-------- DATASET ENTRIES --------

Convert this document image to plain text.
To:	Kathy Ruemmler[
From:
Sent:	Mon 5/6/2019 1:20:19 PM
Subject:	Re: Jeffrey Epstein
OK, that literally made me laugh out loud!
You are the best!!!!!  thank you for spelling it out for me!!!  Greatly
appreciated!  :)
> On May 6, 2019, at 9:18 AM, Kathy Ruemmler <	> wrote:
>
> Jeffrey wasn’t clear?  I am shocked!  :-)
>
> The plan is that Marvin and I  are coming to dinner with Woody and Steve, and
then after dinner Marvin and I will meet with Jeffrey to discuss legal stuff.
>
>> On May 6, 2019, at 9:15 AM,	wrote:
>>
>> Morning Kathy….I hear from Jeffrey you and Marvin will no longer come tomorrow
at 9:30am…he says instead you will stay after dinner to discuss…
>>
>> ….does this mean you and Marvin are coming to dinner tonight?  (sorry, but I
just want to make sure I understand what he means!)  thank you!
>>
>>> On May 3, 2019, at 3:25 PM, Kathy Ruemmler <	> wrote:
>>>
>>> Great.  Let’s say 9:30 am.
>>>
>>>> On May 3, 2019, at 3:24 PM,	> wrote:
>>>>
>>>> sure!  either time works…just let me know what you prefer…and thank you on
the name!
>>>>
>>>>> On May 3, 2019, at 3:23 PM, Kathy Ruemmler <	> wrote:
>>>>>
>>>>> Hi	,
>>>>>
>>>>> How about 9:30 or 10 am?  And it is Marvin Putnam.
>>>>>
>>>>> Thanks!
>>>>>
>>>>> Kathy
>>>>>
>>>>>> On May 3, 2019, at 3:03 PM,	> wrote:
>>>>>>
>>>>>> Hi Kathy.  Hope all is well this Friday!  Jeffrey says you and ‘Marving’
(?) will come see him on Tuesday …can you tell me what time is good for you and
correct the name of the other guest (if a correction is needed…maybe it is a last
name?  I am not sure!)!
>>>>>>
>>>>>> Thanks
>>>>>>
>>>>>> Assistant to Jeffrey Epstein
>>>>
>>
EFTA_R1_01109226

--------

**WHAT THE EXERCISE ASKS:** Using the records above, copy every line that has the word "discuss" in it.

**SOLUTION TO THIS TASK:**
then after dinner Marvin and I will meet with Jeffrey to discuss legal stuff.
at 9:30am…he says instead you will stay after dinner to discuss…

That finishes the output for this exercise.